Task statement - Write every record out again exactly, and keep images out of it.

---- Material

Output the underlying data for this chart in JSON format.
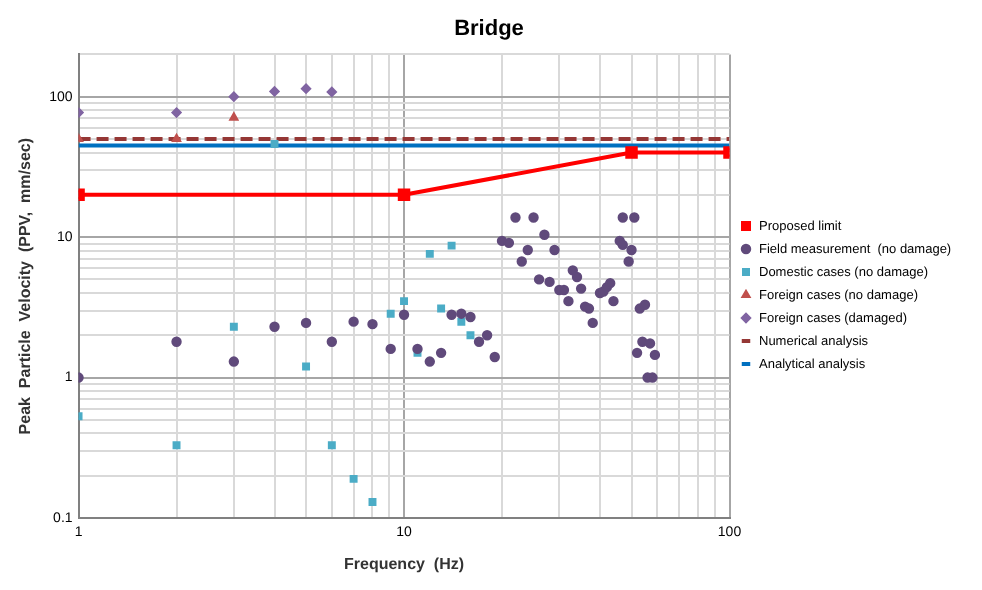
{
  "chart_data": {
    "type": "scatter",
    "title": "Bridge",
    "xlabel": "Frequency  (Hz)",
    "ylabel": "Peak  Particle  Velocity  (PPV,  mm/sec)",
    "log": "xy",
    "grid": true,
    "legend": "right",
    "xlim": [
      1,
      100
    ],
    "ylim": [
      0.1,
      200
    ],
    "xticks": [
      1,
      {
        "value": 2,
        "label": null
      },
      {
        "value": 3,
        "label": null
      },
      {
        "value": 4,
        "label": null
      },
      {
        "value": 5,
        "label": null
      },
      {
        "value": 6,
        "label": null
      },
      {
        "value": 7,
        "label": null
      },
      {
        "value": 8,
        "label": null
      },
      {
        "value": 9,
        "label": null
      },
      10,
      {
        "value": 20,
        "label": null
      },
      {
        "value": 30,
        "label": null
      },
      {
        "value": 40,
        "label": null
      },
      {
        "value": 50,
        "label": null
      },
      {
        "value": 60,
        "label": null
      },
      {
        "value": 70,
        "label": null
      },
      {
        "value": 80,
        "label": null
      },
      {
        "value": 90,
        "label": null
      },
      100
    ],
    "yticks": [
      0.1,
      {
        "value": 0.2,
        "label": null
      },
      {
        "value": 0.3,
        "label": null
      },
      {
        "value": 0.4,
        "label": null
      },
      {
        "value": 0.5,
        "label": null
      },
      {
        "value": 0.6,
        "label": null
      },
      {
        "value": 0.7,
        "label": null
      },
      {
        "value": 0.8,
        "label": null
      },
      {
        "value": 0.9,
        "label": null
      },
      1,
      {
        "value": 2,
        "label": null
      },
      {
        "value": 3,
        "label": null
      },
      {
        "value": 4,
        "label": null
      },
      {
        "value": 5,
        "label": null
      },
      {
        "value": 6,
        "label": null
      },
      {
        "value": 7,
        "label": null
      },
      {
        "value": 8,
        "label": null
      },
      {
        "value": 9,
        "label": null
      },
      10,
      {
        "value": 20,
        "label": null
      },
      {
        "value": 30,
        "label": null
      },
      {
        "value": 40,
        "label": null
      },
      {
        "value": 50,
        "label": null
      },
      {
        "value": 60,
        "label": null
      },
      {
        "value": 70,
        "label": null
      },
      {
        "value": 80,
        "label": null
      },
      {
        "value": 90,
        "label": null
      },
      100,
      {
        "value": 200,
        "label": null
      }
    ],
    "series": [
      {
        "name": "Proposed limit",
        "type": "line",
        "color": "#ff0000",
        "marker": "square",
        "line_style": "solid",
        "x": [
          1,
          10,
          50,
          100
        ],
        "values": [
          20,
          20,
          40,
          40
        ]
      },
      {
        "name": "Field measurement  (no damage)",
        "type": "scatter",
        "color": "#604a7b",
        "marker": "circle",
        "x": [
          1,
          2,
          3,
          4,
          5,
          6,
          7,
          8,
          9.1,
          10,
          11,
          12,
          13,
          14,
          15,
          16,
          17,
          18,
          19,
          20,
          21,
          22,
          23,
          24,
          25,
          26,
          27,
          28,
          29,
          30,
          31,
          32,
          33,
          34,
          35,
          36,
          37,
          38,
          40,
          41,
          42,
          43,
          44,
          46,
          47,
          47,
          49,
          50,
          51,
          52,
          53,
          54,
          55,
          56,
          57,
          58,
          59
        ],
        "values": [
          1,
          1.8,
          1.3,
          2.3,
          2.45,
          1.8,
          2.5,
          2.4,
          1.6,
          2.8,
          1.6,
          1.3,
          1.5,
          2.8,
          2.85,
          2.7,
          1.8,
          2,
          1.4,
          9.4,
          9.1,
          13.8,
          6.7,
          8.1,
          13.8,
          5,
          10.4,
          4.8,
          8.1,
          4.2,
          4.2,
          3.5,
          5.8,
          5.2,
          4.3,
          3.2,
          3.1,
          2.45,
          4,
          4.1,
          4.4,
          4.7,
          3.5,
          9.4,
          8.8,
          13.8,
          6.7,
          8.1,
          13.8,
          1.5,
          3.1,
          1.8,
          3.3,
          1,
          1.75,
          1,
          1.45
        ]
      },
      {
        "name": "Domestic cases (no damage)",
        "type": "scatter",
        "color": "#4bacc6",
        "marker": "square",
        "x": [
          1,
          2,
          3,
          4,
          5,
          6,
          7,
          8,
          9.1,
          10,
          11,
          12,
          13,
          14,
          15,
          16
        ],
        "values": [
          0.53,
          0.33,
          2.3,
          46,
          1.2,
          0.33,
          0.19,
          0.13,
          2.85,
          3.5,
          1.5,
          7.6,
          3.1,
          8.7,
          2.5,
          2
        ]
      },
      {
        "name": "Foreign cases (no damage)",
        "type": "scatter",
        "color": "#c0504d",
        "marker": "triangle",
        "x": [
          1,
          2,
          3
        ],
        "values": [
          50,
          50,
          71
        ]
      },
      {
        "name": "Foreign cases (damaged)",
        "type": "scatter",
        "color": "#8064a2",
        "marker": "diamond",
        "x": [
          1,
          2,
          3,
          4,
          5,
          6
        ],
        "values": [
          77,
          77,
          100,
          109,
          114,
          108
        ]
      },
      {
        "name": "Numerical analysis",
        "type": "line",
        "color": "#953735",
        "marker": "none",
        "line_style": "dashed",
        "x": [
          1,
          100
        ],
        "values": [
          50,
          50
        ]
      },
      {
        "name": "Analytical analysis",
        "type": "line",
        "color": "#0070c0",
        "marker": "none",
        "line_style": "solid",
        "x": [
          1,
          100
        ],
        "values": [
          45,
          45
        ]
      }
    ]
  }
}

--------

Solution for this exercise -
Output the underlying data for this chart in JSON format.
{
  "chart_data": {
    "type": "scatter",
    "title": "Bridge",
    "xlabel": "Frequency  (Hz)",
    "ylabel": "Peak  Particle  Velocity  (PPV,  mm/sec)",
    "log": "xy",
    "grid": true,
    "legend": "right",
    "xlim": [
      1,
      100
    ],
    "ylim": [
      0.1,
      200
    ],
    "xticks": [
      1,
      {
        "value": 2,
        "label": null
      },
      {
        "value": 3,
        "label": null
      },
      {
        "value": 4,
        "label": null
      },
      {
        "value": 5,
        "label": null
      },
      {
        "value": 6,
        "label": null
      },
      {
        "value": 7,
        "label": null
      },
      {
        "value": 8,
        "label": null
      },
      {
        "value": 9,
        "label": null
      },
      10,
      {
        "value": 20,
        "label": null
      },
      {
        "value": 30,
        "label": null
      },
      {
        "value": 40,
        "label": null
      },
      {
        "value": 50,
        "label": null
      },
      {
        "value": 60,
        "label": null
      },
      {
        "value": 70,
        "label": null
      },
      {
        "value": 80,
        "label": null
      },
      {
        "value": 90,
        "label": null
      },
      100
    ],
    "yticks": [
      0.1,
      {
        "value": 0.2,
        "label": null
      },
      {
        "value": 0.3,
        "label": null
      },
      {
        "value": 0.4,
        "label": null
      },
      {
        "value": 0.5,
        "label": null
      },
      {
        "value": 0.6,
        "label": null
      },
      {
        "value": 0.7,
        "label": null
      },
      {
        "value": 0.8,
        "label": null
      },
      {
        "value": 0.9,
        "label": null
      },
      1,
      {
        "value": 2,
        "label": null
      },
      {
        "value": 3,
        "label": null
      },
      {
        "value": 4,
        "label": null
      },
      {
        "value": 5,
        "label": null
      },
      {
        "value": 6,
        "label": null
      },
      {
        "value": 7,
        "label": null
      },
      {
        "value": 8,
        "label": null
      },
      {
        "value": 9,
        "label": null
      },
      10,
      {
        "value": 20,
        "label": null
      },
      {
        "value": 30,
        "label": null
      },
      {
        "value": 40,
        "label": null
      },
      {
        "value": 50,
        "label": null
      },
      {
        "value": 60,
        "label": null
      },
      {
        "value": 70,
        "label": null
      },
      {
        "value": 80,
        "label": null
      },
      {
        "value": 90,
        "label": null
      },
      100,
      {
        "value": 200,
        "label": null
      }
    ],
    "series": [
      {
        "name": "Proposed limit",
        "type": "line",
        "color": "#ff0000",
        "marker": "square",
        "line_style": "solid",
        "x": [
          1,
          10,
          50,
          100
        ],
        "values": [
          20,
          20,
          40,
          40
        ]
      },
      {
        "name": "Field measurement  (no damage)",
        "type": "scatter",
        "color": "#604a7b",
        "marker": "circle",
        "x": [
          1,
          2,
          3,
          4,
          5,
          6,
          7,
          8,
          9.1,
          10,
          11,
          12,
          13,
          14,
          15,
          16,
          17,
          18,
          19,
          20,
          21,
          22,
          23,
          24,
          25,
          26,
          27,
          28,
          29,
          30,
          31,
          32,
          33,
          34,
          35,
          36,
          37,
          38,
          40,
          41,
          42,
          43,
          44,
          46,
          47,
          47,
          49,
          50,
          51,
          52,
          53,
          54,
          55,
          56,
          57,
          58,
          59
        ],
        "values": [
          1,
          1.8,
          1.3,
          2.3,
          2.45,
          1.8,
          2.5,
          2.4,
          1.6,
          2.8,
          1.6,
          1.3,
          1.5,
          2.8,
          2.85,
          2.7,
          1.8,
          2,
          1.4,
          9.4,
          9.1,
          13.8,
          6.7,
          8.1,
          13.8,
          5,
          10.4,
          4.8,
          8.1,
          4.2,
          4.2,
          3.5,
          5.8,
          5.2,
          4.3,
          3.2,
          3.1,
          2.45,
          4,
          4.1,
          4.4,
          4.7,
          3.5,
          9.4,
          8.8,
          13.8,
          6.7,
          8.1,
          13.8,
          1.5,
          3.1,
          1.8,
          3.3,
          1,
          1.75,
          1,
          1.45
        ]
      },
      {
        "name": "Domestic cases (no damage)",
        "type": "scatter",
        "color": "#4bacc6",
        "marker": "square",
        "x": [
          1,
          2,
          3,
          4,
          5,
          6,
          7,
          8,
          9.1,
          10,
          11,
          12,
          13,
          14,
          15,
          16
        ],
        "values": [
          0.53,
          0.33,
          2.3,
          46,
          1.2,
          0.33,
          0.19,
          0.13,
          2.85,
          3.5,
          1.5,
          7.6,
          3.1,
          8.7,
          2.5,
          2
        ]
      },
      {
        "name": "Foreign cases (no damage)",
        "type": "scatter",
        "color": "#c0504d",
        "marker": "triangle",
        "x": [
          1,
          2,
          3
        ],
        "values": [
          50,
          50,
          71
        ]
      },
      {
        "name": "Foreign cases (damaged)",
        "type": "scatter",
        "color": "#8064a2",
        "marker": "diamond",
        "x": [
          1,
          2,
          3,
          4,
          5,
          6
        ],
        "values": [
          77,
          77,
          100,
          109,
          114,
          108
        ]
      },
      {
        "name": "Numerical analysis",
        "type": "line",
        "color": "#953735",
        "marker": "none",
        "line_style": "dashed",
        "x": [
          1,
          100
        ],
        "values": [
          50,
          50
        ]
      },
      {
        "name": "Analytical analysis",
        "type": "line",
        "color": "#0070c0",
        "marker": "none",
        "line_style": "solid",
        "x": [
          1,
          100
        ],
        "values": [
          45,
          45
        ]
      }
    ]
  }
}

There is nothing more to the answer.